- [Given entries]:
::::
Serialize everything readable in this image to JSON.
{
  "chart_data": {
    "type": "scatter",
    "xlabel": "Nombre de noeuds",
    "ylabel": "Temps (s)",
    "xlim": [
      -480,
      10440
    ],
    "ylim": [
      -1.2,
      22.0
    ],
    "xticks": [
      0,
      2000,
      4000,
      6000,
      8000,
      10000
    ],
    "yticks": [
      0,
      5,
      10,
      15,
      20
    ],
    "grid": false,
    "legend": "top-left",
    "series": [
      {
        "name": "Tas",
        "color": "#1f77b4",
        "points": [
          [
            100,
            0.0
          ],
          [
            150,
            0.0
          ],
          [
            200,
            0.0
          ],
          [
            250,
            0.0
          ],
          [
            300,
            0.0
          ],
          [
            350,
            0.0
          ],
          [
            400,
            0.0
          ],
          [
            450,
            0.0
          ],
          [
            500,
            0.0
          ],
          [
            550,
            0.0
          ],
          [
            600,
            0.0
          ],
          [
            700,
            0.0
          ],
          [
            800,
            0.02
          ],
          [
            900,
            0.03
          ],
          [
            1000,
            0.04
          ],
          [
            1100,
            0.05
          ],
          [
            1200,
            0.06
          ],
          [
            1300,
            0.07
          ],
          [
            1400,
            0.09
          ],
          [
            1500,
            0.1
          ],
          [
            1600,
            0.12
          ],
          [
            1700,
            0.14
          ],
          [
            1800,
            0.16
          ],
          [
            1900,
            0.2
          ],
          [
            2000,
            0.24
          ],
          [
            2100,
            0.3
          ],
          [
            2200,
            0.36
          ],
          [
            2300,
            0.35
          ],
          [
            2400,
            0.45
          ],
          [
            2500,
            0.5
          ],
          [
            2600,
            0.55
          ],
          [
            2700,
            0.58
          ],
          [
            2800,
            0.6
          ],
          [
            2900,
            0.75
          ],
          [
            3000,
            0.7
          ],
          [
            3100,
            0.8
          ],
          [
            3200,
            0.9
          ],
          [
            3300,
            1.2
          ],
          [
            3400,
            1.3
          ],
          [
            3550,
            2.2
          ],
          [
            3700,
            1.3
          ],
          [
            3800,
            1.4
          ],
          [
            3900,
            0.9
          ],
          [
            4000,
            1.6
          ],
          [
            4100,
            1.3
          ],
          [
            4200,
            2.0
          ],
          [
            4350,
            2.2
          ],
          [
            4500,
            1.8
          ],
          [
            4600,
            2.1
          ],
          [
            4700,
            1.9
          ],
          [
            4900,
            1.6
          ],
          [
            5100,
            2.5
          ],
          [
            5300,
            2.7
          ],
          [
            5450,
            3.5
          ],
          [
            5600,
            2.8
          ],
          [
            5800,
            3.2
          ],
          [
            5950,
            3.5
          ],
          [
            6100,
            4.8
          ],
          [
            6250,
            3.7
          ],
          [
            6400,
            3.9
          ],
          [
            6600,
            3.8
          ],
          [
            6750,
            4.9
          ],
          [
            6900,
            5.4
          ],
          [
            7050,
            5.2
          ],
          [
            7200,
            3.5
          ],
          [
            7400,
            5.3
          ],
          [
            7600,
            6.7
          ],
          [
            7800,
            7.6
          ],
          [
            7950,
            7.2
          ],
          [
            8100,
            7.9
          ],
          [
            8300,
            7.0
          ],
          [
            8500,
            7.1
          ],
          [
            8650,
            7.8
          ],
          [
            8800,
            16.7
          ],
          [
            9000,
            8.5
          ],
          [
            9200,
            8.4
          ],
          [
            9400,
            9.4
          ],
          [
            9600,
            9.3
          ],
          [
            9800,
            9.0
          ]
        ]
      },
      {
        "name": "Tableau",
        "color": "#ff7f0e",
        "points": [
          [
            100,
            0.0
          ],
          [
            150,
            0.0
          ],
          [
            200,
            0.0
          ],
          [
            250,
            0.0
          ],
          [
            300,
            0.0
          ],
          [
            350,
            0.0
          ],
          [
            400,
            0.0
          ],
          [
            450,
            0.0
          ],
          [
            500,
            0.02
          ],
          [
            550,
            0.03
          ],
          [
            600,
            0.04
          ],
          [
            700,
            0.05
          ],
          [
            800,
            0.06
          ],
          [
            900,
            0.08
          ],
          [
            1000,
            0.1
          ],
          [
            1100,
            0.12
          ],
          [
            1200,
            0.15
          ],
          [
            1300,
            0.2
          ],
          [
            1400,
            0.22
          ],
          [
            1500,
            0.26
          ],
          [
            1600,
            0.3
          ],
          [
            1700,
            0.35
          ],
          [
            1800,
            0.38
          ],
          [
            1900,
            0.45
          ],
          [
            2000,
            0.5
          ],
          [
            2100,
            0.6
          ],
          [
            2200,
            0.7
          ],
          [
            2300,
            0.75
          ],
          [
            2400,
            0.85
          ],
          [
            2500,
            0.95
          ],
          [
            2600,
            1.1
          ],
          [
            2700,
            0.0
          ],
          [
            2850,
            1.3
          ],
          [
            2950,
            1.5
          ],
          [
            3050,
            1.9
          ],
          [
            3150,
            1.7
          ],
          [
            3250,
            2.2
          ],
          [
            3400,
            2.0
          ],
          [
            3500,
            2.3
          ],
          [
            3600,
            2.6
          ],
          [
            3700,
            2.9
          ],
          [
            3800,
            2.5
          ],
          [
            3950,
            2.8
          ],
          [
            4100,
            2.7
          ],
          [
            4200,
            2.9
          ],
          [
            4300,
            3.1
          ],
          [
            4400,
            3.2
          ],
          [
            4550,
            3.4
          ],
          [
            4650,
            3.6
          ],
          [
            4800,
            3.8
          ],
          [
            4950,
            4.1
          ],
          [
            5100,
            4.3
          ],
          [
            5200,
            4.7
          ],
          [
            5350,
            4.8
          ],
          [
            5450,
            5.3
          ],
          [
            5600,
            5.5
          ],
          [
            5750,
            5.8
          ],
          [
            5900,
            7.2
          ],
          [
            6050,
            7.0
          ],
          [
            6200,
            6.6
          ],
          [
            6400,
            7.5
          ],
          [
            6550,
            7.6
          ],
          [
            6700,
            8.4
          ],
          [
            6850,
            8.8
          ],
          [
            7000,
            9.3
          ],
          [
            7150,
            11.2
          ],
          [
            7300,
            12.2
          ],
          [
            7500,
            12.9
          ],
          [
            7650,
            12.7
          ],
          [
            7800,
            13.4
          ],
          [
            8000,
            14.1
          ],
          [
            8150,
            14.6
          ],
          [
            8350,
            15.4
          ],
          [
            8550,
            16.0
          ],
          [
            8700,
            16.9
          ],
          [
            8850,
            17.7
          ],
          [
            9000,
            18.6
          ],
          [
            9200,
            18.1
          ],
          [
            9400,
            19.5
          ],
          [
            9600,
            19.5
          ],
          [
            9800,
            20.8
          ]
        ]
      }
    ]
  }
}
::::
- [Written problem]: Transcribe the full listing above without leaving anything out.

- [Task response]:
Serialize everything readable in this image to JSON.
{
  "chart_data": {
    "type": "scatter",
    "xlabel": "Nombre de noeuds",
    "ylabel": "Temps (s)",
    "xlim": [
      -480,
      10440
    ],
    "ylim": [
      -1.2,
      22.0
    ],
    "xticks": [
      0,
      2000,
      4000,
      6000,
      8000,
      10000
    ],
    "yticks": [
      0,
      5,
      10,
      15,
      20
    ],
    "grid": false,
    "legend": "top-left",
    "series": [
      {
        "name": "Tas",
        "color": "#1f77b4",
        "points": [
          [
            100,
            0.0
          ],
          [
            150,
            0.0
          ],
          [
            200,
            0.0
          ],
          [
            250,
            0.0
          ],
          [
            300,
            0.0
          ],
          [
            350,
            0.0
          ],
          [
            400,
            0.0
          ],
          [
            450,
            0.0
          ],
          [
            500,
            0.0
          ],
          [
            550,
            0.0
          ],
          [
            600,
            0.0
          ],
          [
            700,
            0.0
          ],
          [
            800,
            0.02
          ],
          [
            900,
            0.03
          ],
          [
            1000,
            0.04
          ],
          [
            1100,
            0.05
          ],
          [
            1200,
            0.06
          ],
          [
            1300,
            0.07
          ],
          [
            1400,
            0.09
          ],
          [
            1500,
            0.1
          ],
          [
            1600,
            0.12
          ],
          [
            1700,
            0.14
          ],
          [
            1800,
            0.16
          ],
          [
            1900,
            0.2
          ],
          [
            2000,
            0.24
          ],
          [
            2100,
            0.3
          ],
          [
            2200,
            0.36
          ],
          [
            2300,
            0.35
          ],
          [
            2400,
            0.45
          ],
          [
            2500,
            0.5
          ],
          [
            2600,
            0.55
          ],
          [
            2700,
            0.58
          ],
          [
            2800,
            0.6
          ],
          [
            2900,
            0.75
          ],
          [
            3000,
            0.7
          ],
          [
            3100,
            0.8
          ],
          [
            3200,
            0.9
          ],
          [
            3300,
            1.2
          ],
          [
            3400,
            1.3
          ],
          [
            3550,
            2.2
          ],
          [
            3700,
            1.3
          ],
          [
            3800,
            1.4
          ],
          [
            3900,
            0.9
          ],
          [
            4000,
            1.6
          ],
          [
            4100,
            1.3
          ],
          [
            4200,
            2.0
          ],
          [
            4350,
            2.2
          ],
          [
            4500,
            1.8
          ],
          [
            4600,
            2.1
          ],
          [
            4700,
            1.9
          ],
          [
            4900,
            1.6
          ],
          [
            5100,
            2.5
          ],
          [
            5300,
            2.7
          ],
          [
            5450,
            3.5
          ],
          [
            5600,
            2.8
          ],
          [
            5800,
            3.2
          ],
          [
            5950,
            3.5
          ],
          [
            6100,
            4.8
          ],
          [
            6250,
            3.7
          ],
          [
            6400,
            3.9
          ],
          [
            6600,
            3.8
          ],
          [
            6750,
            4.9
          ],
          [
            6900,
            5.4
          ],
          [
            7050,
            5.2
          ],
          [
            7200,
            3.5
          ],
          [
            7400,
            5.3
          ],
          [
            7600,
            6.7
          ],
          [
            7800,
            7.6
          ],
          [
            7950,
            7.2
          ],
          [
            8100,
            7.9
          ],
          [
            8300,
            7.0
          ],
          [
            8500,
            7.1
          ],
          [
            8650,
            7.8
          ],
          [
            8800,
            16.7
          ],
          [
            9000,
            8.5
          ],
          [
            9200,
            8.4
          ],
          [
            9400,
            9.4
          ],
          [
            9600,
            9.3
          ],
          [
            9800,
            9.0
          ]
        ]
      },
      {
        "name": "Tableau",
        "color": "#ff7f0e",
        "points": [
          [
            100,
            0.0
          ],
          [
            150,
            0.0
          ],
          [
            200,
            0.0
          ],
          [
            250,
            0.0
          ],
          [
            300,
            0.0
          ],
          [
            350,
            0.0
          ],
          [
            400,
            0.0
          ],
          [
            450,
            0.0
          ],
          [
            500,
            0.02
          ],
          [
            550,
            0.03
          ],
          [
            600,
            0.04
          ],
          [
            700,
            0.05
          ],
          [
            800,
            0.06
          ],
          [
            900,
            0.08
          ],
          [
            1000,
            0.1
          ],
          [
            1100,
            0.12
          ],
          [
            1200,
            0.15
          ],
          [
            1300,
            0.2
          ],
          [
            1400,
            0.22
          ],
          [
            1500,
            0.26
          ],
          [
            1600,
            0.3
          ],
          [
            1700,
            0.35
          ],
          [
            1800,
            0.38
          ],
          [
            1900,
            0.45
          ],
          [
            2000,
            0.5
          ],
          [
            2100,
            0.6
          ],
          [
            2200,
            0.7
          ],
          [
            2300,
            0.75
          ],
          [
            2400,
            0.85
          ],
          [
            2500,
            0.95
          ],
          [
            2600,
            1.1
          ],
          [
            2700,
            0.0
          ],
          [
            2850,
            1.3
          ],
          [
            2950,
            1.5
          ],
          [
            3050,
            1.9
          ],
          [
            3150,
            1.7
          ],
          [
            3250,
            2.2
          ],
          [
            3400,
            2.0
          ],
          [
            3500,
            2.3
          ],
          [
            3600,
            2.6
          ],
          [
            3700,
            2.9
          ],
          [
            3800,
            2.5
          ],
          [
            3950,
            2.8
          ],
          [
            4100,
            2.7
          ],
          [
            4200,
            2.9
          ],
          [
            4300,
            3.1
          ],
          [
            4400,
            3.2
          ],
          [
            4550,
            3.4
          ],
          [
            4650,
            3.6
          ],
          [
            4800,
            3.8
          ],
          [
            4950,
            4.1
          ],
          [
            5100,
            4.3
          ],
          [
            5200,
            4.7
          ],
          [
            5350,
            4.8
          ],
          [
            5450,
            5.3
          ],
          [
            5600,
            5.5
          ],
          [
            5750,
            5.8
          ],
          [
            5900,
            7.2
          ],
          [
            6050,
            7.0
          ],
          [
            6200,
            6.6
          ],
          [
            6400,
            7.5
          ],
          [
            6550,
            7.6
          ],
          [
            6700,
            8.4
          ],
          [
            6850,
            8.8
          ],
          [
            7000,
            9.3
          ],
          [
            7150,
            11.2
          ],
          [
            7300,
            12.2
          ],
          [
            7500,
            12.9
          ],
          [
            7650,
            12.7
          ],
          [
            7800,
            13.4
          ],
          [
            8000,
            14.1
          ],
          [
            8150,
            14.6
          ],
          [
            8350,
            15.4
          ],
          [
            8550,
            16.0
          ],
          [
            8700,
            16.9
          ],
          [
            8850,
            17.7
          ],
          [
            9000,
            18.6
          ],
          [
            9200,
            18.1
          ],
          [
            9400,
            19.5
          ],
          [
            9600,
            19.5
          ],
          [
            9800,
            20.8
          ]
        ]
      }
    ]
  }
}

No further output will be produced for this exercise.